PROBLEM: Restate, word for word, every line of the data.

[Dataset entries]
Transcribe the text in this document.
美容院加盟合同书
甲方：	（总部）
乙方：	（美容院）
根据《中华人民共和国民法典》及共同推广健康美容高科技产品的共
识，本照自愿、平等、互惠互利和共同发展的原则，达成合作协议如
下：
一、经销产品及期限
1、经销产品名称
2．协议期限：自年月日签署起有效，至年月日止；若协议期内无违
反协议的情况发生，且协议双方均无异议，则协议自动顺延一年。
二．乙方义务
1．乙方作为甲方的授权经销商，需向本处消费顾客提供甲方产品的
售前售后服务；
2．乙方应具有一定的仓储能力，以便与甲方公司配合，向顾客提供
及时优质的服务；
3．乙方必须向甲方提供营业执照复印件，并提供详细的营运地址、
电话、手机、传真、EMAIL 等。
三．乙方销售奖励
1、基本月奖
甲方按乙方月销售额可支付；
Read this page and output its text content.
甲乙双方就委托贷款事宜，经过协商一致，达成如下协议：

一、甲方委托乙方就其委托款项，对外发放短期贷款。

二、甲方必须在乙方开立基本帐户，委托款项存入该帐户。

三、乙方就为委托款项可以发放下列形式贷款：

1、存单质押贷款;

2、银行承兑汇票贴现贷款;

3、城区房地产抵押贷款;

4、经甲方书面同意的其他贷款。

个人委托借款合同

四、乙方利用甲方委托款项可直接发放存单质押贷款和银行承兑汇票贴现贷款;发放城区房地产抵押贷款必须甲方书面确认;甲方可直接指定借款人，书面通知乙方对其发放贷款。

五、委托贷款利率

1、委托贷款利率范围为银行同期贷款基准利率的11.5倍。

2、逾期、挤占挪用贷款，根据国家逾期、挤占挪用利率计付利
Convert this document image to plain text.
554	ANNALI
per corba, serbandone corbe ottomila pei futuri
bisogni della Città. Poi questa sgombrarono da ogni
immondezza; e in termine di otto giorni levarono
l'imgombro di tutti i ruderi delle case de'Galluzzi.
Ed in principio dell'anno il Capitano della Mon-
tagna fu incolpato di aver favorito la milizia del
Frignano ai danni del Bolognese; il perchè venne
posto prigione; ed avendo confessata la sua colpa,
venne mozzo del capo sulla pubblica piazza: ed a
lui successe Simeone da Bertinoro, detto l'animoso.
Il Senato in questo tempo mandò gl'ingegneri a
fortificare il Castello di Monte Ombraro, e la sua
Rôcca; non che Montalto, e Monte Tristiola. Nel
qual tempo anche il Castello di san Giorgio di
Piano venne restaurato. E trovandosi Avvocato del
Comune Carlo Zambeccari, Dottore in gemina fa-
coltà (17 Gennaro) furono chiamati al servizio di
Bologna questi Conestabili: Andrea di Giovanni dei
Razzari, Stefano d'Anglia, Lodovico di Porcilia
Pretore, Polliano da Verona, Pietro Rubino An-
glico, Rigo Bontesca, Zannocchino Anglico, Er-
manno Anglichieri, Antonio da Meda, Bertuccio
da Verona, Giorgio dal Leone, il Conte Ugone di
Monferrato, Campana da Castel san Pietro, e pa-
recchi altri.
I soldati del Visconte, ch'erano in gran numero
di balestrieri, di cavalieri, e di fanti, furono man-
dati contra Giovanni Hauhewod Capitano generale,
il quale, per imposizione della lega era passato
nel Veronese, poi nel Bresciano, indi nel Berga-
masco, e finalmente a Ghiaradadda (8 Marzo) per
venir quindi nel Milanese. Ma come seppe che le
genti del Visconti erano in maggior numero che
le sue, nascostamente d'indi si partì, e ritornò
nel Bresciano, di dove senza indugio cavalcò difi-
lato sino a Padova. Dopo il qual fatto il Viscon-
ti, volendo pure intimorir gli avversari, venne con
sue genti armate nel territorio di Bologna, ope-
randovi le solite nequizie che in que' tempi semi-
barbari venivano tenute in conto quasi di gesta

WRITTEN RESPONSE:
Transcribe the text in this document.
美容院加盟合同书
甲方：	（总部）
乙方：	（美容院）
根据《中华人民共和国民法典》及共同推广健康美容高科技产品的共
识，本照自愿、平等、互惠互利和共同发展的原则，达成合作协议如
下：
一、经销产品及期限
1、经销产品名称
2．协议期限：自年月日签署起有效，至年月日止；若协议期内无违
反协议的情况发生，且协议双方均无异议，则协议自动顺延一年。
二．乙方义务
1．乙方作为甲方的授权经销商，需向本处消费顾客提供甲方产品的
售前售后服务；
2．乙方应具有一定的仓储能力，以便与甲方公司配合，向顾客提供
及时优质的服务；
3．乙方必须向甲方提供营业执照复印件，并提供详细的营运地址、
电话、手机、传真、EMAIL 等。
三．乙方销售奖励
1、基本月奖
甲方按乙方月销售额可支付；
Read this page and output its text content.
甲乙双方就委托贷款事宜，经过协商一致，达成如下协议：

一、甲方委托乙方就其委托款项，对外发放短期贷款。

二、甲方必须在乙方开立基本帐户，委托款项存入该帐户。

三、乙方就为委托款项可以发放下列形式贷款：

1、存单质押贷款;

2、银行承兑汇票贴现贷款;

3、城区房地产抵押贷款;

4、经甲方书面同意的其他贷款。

个人委托借款合同

四、乙方利用甲方委托款项可直接发放存单质押贷款和银行承兑汇票贴现贷款;发放城区房地产抵押贷款必须甲方书面确认;甲方可直接指定借款人，书面通知乙方对其发放贷款。

五、委托贷款利率

1、委托贷款利率范围为银行同期贷款基准利率的11.5倍。

2、逾期、挤占挪用贷款，根据国家逾期、挤占挪用利率计付利
Convert this document image to plain text.
554	ANNALI
per corba, serbandone corbe ottomila pei futuri
bisogni della Città. Poi questa sgombrarono da ogni
immondezza; e in termine di otto giorni levarono
l'imgombro di tutti i ruderi delle case de'Galluzzi.
Ed in principio dell'anno il Capitano della Mon-
tagna fu incolpato di aver favorito la milizia del
Frignano ai danni del Bolognese; il perchè venne
posto prigione; ed avendo confessata la sua colpa,
venne mozzo del capo sulla pubblica piazza: ed a
lui successe Simeone da Bertinoro, detto l'animoso.
Il Senato in questo tempo mandò gl'ingegneri a
fortificare il Castello di Monte Ombraro, e la sua
Rôcca; non che Montalto, e Monte Tristiola. Nel
qual tempo anche il Castello di san Giorgio di
Piano venne restaurato. E trovandosi Avvocato del
Comune Carlo Zambeccari, Dottore in gemina fa-
coltà (17 Gennaro) furono chiamati al servizio di
Bologna questi Conestabili: Andrea di Giovanni dei
Razzari, Stefano d'Anglia, Lodovico di Porcilia
Pretore, Polliano da Verona, Pietro Rubino An-
glico, Rigo Bontesca, Zannocchino Anglico, Er-
manno Anglichieri, Antonio da Meda, Bertuccio
da Verona, Giorgio dal Leone, il Conte Ugone di
Monferrato, Campana da Castel san Pietro, e pa-
recchi altri.
I soldati del Visconte, ch'erano in gran numero
di balestrieri, di cavalieri, e di fanti, furono man-
dati contra Giovanni Hauhewod Capitano generale,
il quale, per imposizione della lega era passato
nel Veronese, poi nel Bresciano, indi nel Berga-
masco, e finalmente a Ghiaradadda (8 Marzo) per
venir quindi nel Milanese. Ma come seppe che le
genti del Visconti erano in maggior numero che
le sue, nascostamente d'indi si partì, e ritornò
nel Bresciano, di dove senza indugio cavalcò difi-
lato sino a Padova. Dopo il qual fatto il Viscon-
ti, volendo pure intimorir gli avversari, venne con
sue genti armate nel territorio di Bologna, ope-
randovi le solite nequizie che in que' tempi semi-
barbari venivano tenute in conto quasi di gesta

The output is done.